§ Task objective
Copy out the lines of the records below, from the line containing "sleeve-length-value: 25 [534,198,689,235]" through the line containing "measurement-description: At Center", both included.

§ Data listing

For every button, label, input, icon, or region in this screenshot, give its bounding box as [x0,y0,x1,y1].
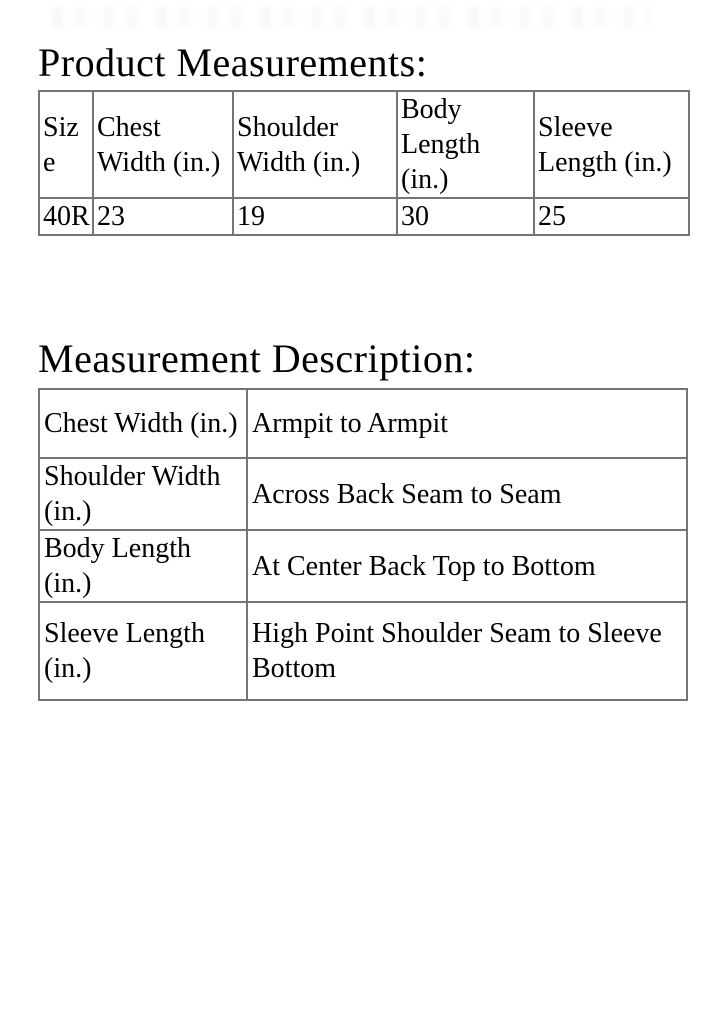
sleeve-length-value: 25 [534,198,689,235]
body-length-value: 30 [397,198,534,235]
product-measurements-heading: Product Measurements: [38,40,428,85]
measurement-description-heading: Measurement Description: [38,336,476,381]
measurements-header-row [39,91,689,198]
shoulder-width-value: 19 [233,198,397,235]
chest-width-value: 23 [93,198,233,235]
measurements-data-row [39,198,689,235]
measurement-label: Body Length (in.) [39,530,247,602]
size-value: 40R [39,198,93,235]
measurement-description: Armpit to Armpit [247,389,687,458]
measurement-description: High Point Shoulder Seam to Sleeve Bottom [247,602,687,700]
column-header-shoulder-width: Shoulder Width (in.) [233,91,397,198]
column-header-body-length: Body Length (in.) [397,91,534,198]
product-measurements-table [38,90,690,236]
description-row-sleeve-length [39,602,687,700]
description-row-body-length [39,530,687,602]
ghost-text-artifact [52,6,652,28]
column-header-chest-width: Chest Width (in.) [93,91,233,198]
measurement-label: Chest Width (in.) [39,389,247,458]
measurement-description-table [38,388,688,701]
measurement-label: Sleeve Length (in.) [39,602,247,700]
column-header-size: Size [39,91,93,198]
description-row-chest-width [39,389,687,458]
measurement-description: At Center Back Top to Bottom [247,530,687,602]
measurement-description: Across Back Seam to Seam [247,458,687,530]
description-row-shoulder-width [39,458,687,530]
column-header-sleeve-length: Sleeve Length (in.) [534,91,689,198]
measurement-label: Shoulder Width (in.) [39,458,247,530]
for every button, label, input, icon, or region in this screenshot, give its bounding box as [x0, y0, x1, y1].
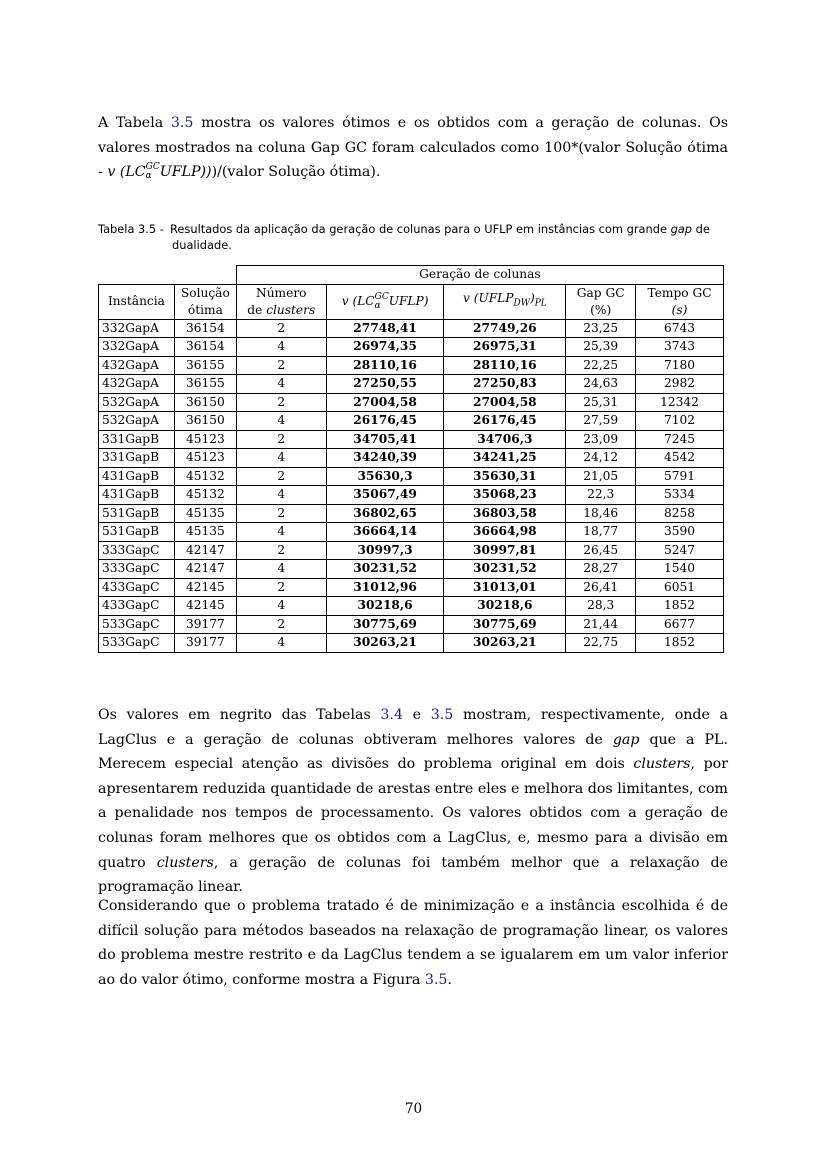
- table-cell: 30231,52: [326, 560, 444, 579]
- table-cell: 36155: [174, 375, 236, 394]
- table-cell: 332GapA: [99, 338, 175, 357]
- caption-label: Tabela 3.5 -: [98, 222, 164, 236]
- table-cell: 30231,52: [444, 560, 566, 579]
- table-cell: 2: [236, 541, 326, 560]
- table-cell: 432GapA: [99, 356, 175, 375]
- table-caption: [98, 222, 728, 253]
- text: e: [402, 707, 431, 723]
- table-row: [99, 375, 724, 394]
- table-cell: 36802,65: [326, 504, 444, 523]
- table-cell: 7180: [636, 356, 724, 375]
- table-cell: 8258: [636, 504, 724, 523]
- table-cell: 21,05: [566, 467, 636, 486]
- table-cell: 4: [236, 560, 326, 579]
- table-cell: 36154: [174, 338, 236, 357]
- table-cell: 36155: [174, 356, 236, 375]
- table-cell: 532GapA: [99, 412, 175, 431]
- table-row: [99, 578, 724, 597]
- table-cell: 23,09: [566, 430, 636, 449]
- table-cell: 36803,58: [444, 504, 566, 523]
- table-cell: 45123: [174, 430, 236, 449]
- table-row: [99, 597, 724, 616]
- table-cell: 433GapC: [99, 578, 175, 597]
- table-cell: 4: [236, 486, 326, 505]
- table-ref-link[interactable]: 3.5: [430, 707, 454, 723]
- header-solucao: [174, 284, 236, 319]
- table-cell: 533GapC: [99, 615, 175, 634]
- table-cell: 36150: [174, 412, 236, 431]
- table-cell: 27004,58: [444, 393, 566, 412]
- table-cell: 331GapB: [99, 430, 175, 449]
- table-cell: 2: [236, 467, 326, 486]
- table-cell: 39177: [174, 615, 236, 634]
- text: , a geração de colunas foi também melhor que a relaxação de programação linear.: [98, 854, 728, 896]
- table-cell: 4542: [636, 449, 724, 468]
- table-cell: 30997,81: [444, 541, 566, 560]
- table-cell: 42147: [174, 541, 236, 560]
- header-tempo-2: (s): [671, 302, 688, 317]
- table-cell: 26176,45: [444, 412, 566, 431]
- table-cell: 5247: [636, 541, 724, 560]
- table-row: [99, 523, 724, 542]
- table-body: [99, 319, 724, 652]
- text: mostram, respectivamente, onde a LagClus e a geração de colunas obtiveram melhores valores de: [98, 707, 728, 748]
- italic-word: clusters: [156, 854, 214, 871]
- table-cell: 4: [236, 375, 326, 394]
- text: que a PL. Merecem especial atenção as divisões do problema original em dois: [98, 731, 728, 773]
- page-number: 70: [404, 1101, 423, 1117]
- table-cell: 2: [236, 319, 326, 338]
- table-cell: 3590: [636, 523, 724, 542]
- header-tempo-1: Tempo GC: [647, 285, 712, 300]
- table-cell: 30263,21: [444, 634, 566, 653]
- italic-word: gap: [612, 731, 640, 748]
- table-cell: 34706,3: [444, 430, 566, 449]
- table-cell: 27749,26: [444, 319, 566, 338]
- table-cell: 4: [236, 449, 326, 468]
- table-row: [99, 615, 724, 634]
- table-cell: 2982: [636, 375, 724, 394]
- results-table: [98, 265, 724, 653]
- caption-text: de: [692, 222, 710, 236]
- table-cell: 531GapB: [99, 504, 175, 523]
- table-cell: 25,31: [566, 393, 636, 412]
- header-v-lc: v (LCGC α UFLP): [326, 284, 444, 319]
- table-cell: 5334: [636, 486, 724, 505]
- table-cell: 27,59: [566, 412, 636, 431]
- paragraph-3: [98, 894, 728, 992]
- table-cell: 433GapC: [99, 597, 175, 616]
- text: A Tabela: [98, 115, 171, 131]
- table-cell: 18,77: [566, 523, 636, 542]
- header-v-dw: v $(UFLP_{DW})_{PL}$: [444, 284, 566, 319]
- table-cell: 2: [236, 356, 326, 375]
- table-cell: 26975,31: [444, 338, 566, 357]
- table-cell: 36664,14: [326, 523, 444, 542]
- table-cell: 333GapC: [99, 541, 175, 560]
- table-cell: 4: [236, 338, 326, 357]
- group-header: Geração de colunas: [236, 266, 723, 285]
- paragraph-2: [98, 703, 728, 900]
- caption-gap-word: gap: [670, 222, 693, 236]
- table-cell: 2: [236, 430, 326, 449]
- table-cell: 24,12: [566, 449, 636, 468]
- header-numero: [236, 284, 326, 319]
- text: , por apresentarem reduzida quantidade de arestas entre eles e melhora dos limitantes, com a penalidade nos tempos de processamento. Os valores obtidos com a geração de colunas foram melhores que os obtidos com a LagClus, e, mesmo para a divisão em quatro: [98, 756, 728, 871]
- table-cell: 45132: [174, 486, 236, 505]
- table-cell: 45135: [174, 504, 236, 523]
- table-row: [99, 634, 724, 653]
- header-numero-1: Número: [256, 285, 307, 300]
- table-cell: 27250,83: [444, 375, 566, 394]
- table-ref-link[interactable]: 3.5: [170, 115, 194, 131]
- table-cell: 1852: [636, 634, 724, 653]
- table-cell: 2: [236, 578, 326, 597]
- table-row: [99, 412, 724, 431]
- empty-header: [99, 266, 237, 285]
- table-cell: 30218,6: [444, 597, 566, 616]
- table-cell: 34705,41: [326, 430, 444, 449]
- text: mostra os valores ótimos e os obtidos com a geração de colunas. Os valores mostrados na coluna Gap GC foram calculados como 100*(valor Solução ótima -: [98, 115, 728, 181]
- table-cell: 3743: [636, 338, 724, 357]
- table-cell: 26974,35: [326, 338, 444, 357]
- table-cell: 35630,31: [444, 467, 566, 486]
- table-row: [99, 467, 724, 486]
- table-cell: 4: [236, 523, 326, 542]
- table-cell: 31012,96: [326, 578, 444, 597]
- table-cell: 42147: [174, 560, 236, 579]
- table-cell: 332GapA: [99, 319, 175, 338]
- table-cell: 4: [236, 597, 326, 616]
- table-cell: 532GapA: [99, 393, 175, 412]
- table-cell: 26176,45: [326, 412, 444, 431]
- table-cell: 45132: [174, 467, 236, 486]
- table-cell: 2: [236, 393, 326, 412]
- table-cell: 36150: [174, 393, 236, 412]
- table-cell: 34240,39: [326, 449, 444, 468]
- table-cell: 35067,49: [326, 486, 444, 505]
- table-cell: 35068,23: [444, 486, 566, 505]
- italic-word: clusters: [633, 756, 691, 773]
- table-row: [99, 338, 724, 357]
- table-cell: 30775,69: [326, 615, 444, 634]
- header-instancia: Instância: [99, 284, 175, 319]
- text: .: [447, 971, 452, 988]
- paragraph-1: [98, 111, 728, 185]
- formula-v-lc: v (LCGC α UFLP)): [107, 162, 212, 182]
- header-gap-1: Gap GC: [576, 285, 625, 300]
- table-cell: 21,44: [566, 615, 636, 634]
- caption-text: Resultados da aplicação da geração de colunas para o UFLP em instâncias com grande: [170, 222, 671, 236]
- table-cell: 22,3: [566, 486, 636, 505]
- table-cell: 22,25: [566, 356, 636, 375]
- table-cell: 5791: [636, 467, 724, 486]
- table-cell: 23,25: [566, 319, 636, 338]
- table-cell: 1852: [636, 597, 724, 616]
- table-cell: 333GapC: [99, 560, 175, 579]
- table-cell: 30775,69: [444, 615, 566, 634]
- table-cell: 24,63: [566, 375, 636, 394]
- table-cell: 431GapB: [99, 467, 175, 486]
- table-cell: 42145: [174, 597, 236, 616]
- table-cell: 27004,58: [326, 393, 444, 412]
- table-cell: 39177: [174, 634, 236, 653]
- caption-line2: dualidade.: [172, 237, 232, 252]
- table-cell: 28110,16: [326, 356, 444, 375]
- table-row: [99, 393, 724, 412]
- table-cell: 36664,98: [444, 523, 566, 542]
- header-tempo-gc: [636, 284, 724, 319]
- text: Os valores em negrito das Tabelas: [98, 707, 381, 723]
- table-cell: 45135: [174, 523, 236, 542]
- table-cell: 28,3: [566, 597, 636, 616]
- table-cell: 12342: [636, 393, 724, 412]
- table-cell: 26,41: [566, 578, 636, 597]
- table-cell: 7245: [636, 430, 724, 449]
- table-cell: 1540: [636, 560, 724, 579]
- table-cell: 531GapB: [99, 523, 175, 542]
- table-cell: 25,39: [566, 338, 636, 357]
- table-cell: 30263,21: [326, 634, 444, 653]
- table-cell: 4: [236, 634, 326, 653]
- table-cell: 35630,3: [326, 467, 444, 486]
- header-gap-gc: [566, 284, 636, 319]
- table-cell: 432GapA: [99, 375, 175, 394]
- table-cell: 42145: [174, 578, 236, 597]
- table-cell: 6051: [636, 578, 724, 597]
- table-row: [99, 319, 724, 338]
- table-ref-link[interactable]: 3.4: [380, 707, 403, 723]
- table-cell: 2: [236, 615, 326, 634]
- text: )/(valor Solução ótima).: [211, 164, 381, 181]
- table-cell: 431GapB: [99, 486, 175, 505]
- table-row: [99, 430, 724, 449]
- table-row: [99, 541, 724, 560]
- table-cell: 4: [236, 412, 326, 431]
- table-cell: 2: [236, 504, 326, 523]
- table-cell: 30997,3: [326, 541, 444, 560]
- table-row: [99, 486, 724, 505]
- header-numero-2b: clusters: [266, 302, 316, 317]
- table-cell: 18,46: [566, 504, 636, 523]
- table-cell: 6743: [636, 319, 724, 338]
- table-cell: 7102: [636, 412, 724, 431]
- header-numero-2a: de: [247, 302, 267, 317]
- table-cell: 27250,55: [326, 375, 444, 394]
- header-solucao-2: ótima: [187, 302, 223, 317]
- table-cell: 27748,41: [326, 319, 444, 338]
- table-row: [99, 504, 724, 523]
- header-gap-2: (%): [590, 302, 612, 317]
- table-cell: 331GapB: [99, 449, 175, 468]
- table-cell: 6677: [636, 615, 724, 634]
- table-cell: 22,75: [566, 634, 636, 653]
- figure-ref-link[interactable]: 3.5: [424, 971, 448, 988]
- table-cell: 36154: [174, 319, 236, 338]
- table-cell: 533GapC: [99, 634, 175, 653]
- table-cell: 34241,25: [444, 449, 566, 468]
- table-cell: 26,45: [566, 541, 636, 560]
- header-solucao-1: Solução: [180, 285, 230, 300]
- table-cell: 45123: [174, 449, 236, 468]
- table-cell: 30218,6: [326, 597, 444, 616]
- table-row: [99, 449, 724, 468]
- table-cell: 31013,01: [444, 578, 566, 597]
- table-row: [99, 560, 724, 579]
- table-cell: 28,27: [566, 560, 636, 579]
- table-row: [99, 356, 724, 375]
- text: Considerando que o problema tratado é de minimização e a instância escolhida é de difícil solução para métodos baseados na relaxação de programação linear, os valores do problema mestre restrito e da LagClus tendem a se igualarem em um valor inferior ao do valor ótimo, conforme mostra a Figura: [98, 898, 728, 988]
- table-cell: 28110,16: [444, 356, 566, 375]
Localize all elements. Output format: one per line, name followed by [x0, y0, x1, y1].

§ Response to this exercise
sleeve-length-value: 25 [534,198,689,235]
body-length-value: 30 [397,198,534,235]
product-measurements-heading: Product Measurements: [38,40,428,85]
measurement-description-heading: Measurement Description: [38,336,476,381]
measurements-header-row [39,91,689,198]
shoulder-width-value: 19 [233,198,397,235]
chest-width-value: 23 [93,198,233,235]
measurements-data-row [39,198,689,235]
measurement-label: Body Length (in.) [39,530,247,602]
size-value: 40R [39,198,93,235]
measurement-description: Armpit to Armpit [247,389,687,458]
measurement-description: High Point Shoulder Seam to Sleeve Bottom [247,602,687,700]
column-header-shoulder-width: Shoulder Width (in.) [233,91,397,198]
column-header-body-length: Body Length (in.) [397,91,534,198]
product-measurements-table [38,90,690,236]
description-row-sleeve-length [39,602,687,700]
description-row-body-length [39,530,687,602]
ghost-text-artifact [52,6,652,28]
column-header-chest-width: Chest Width (in.) [93,91,233,198]
measurement-label: Chest Width (in.) [39,389,247,458]
measurement-description-table [38,388,688,701]
measurement-label: Sleeve Length (in.) [39,602,247,700]
column-header-size: Size [39,91,93,198]
description-row-chest-width [39,389,687,458]
measurement-description: At Center Back Top to Bottom [247,530,687,602]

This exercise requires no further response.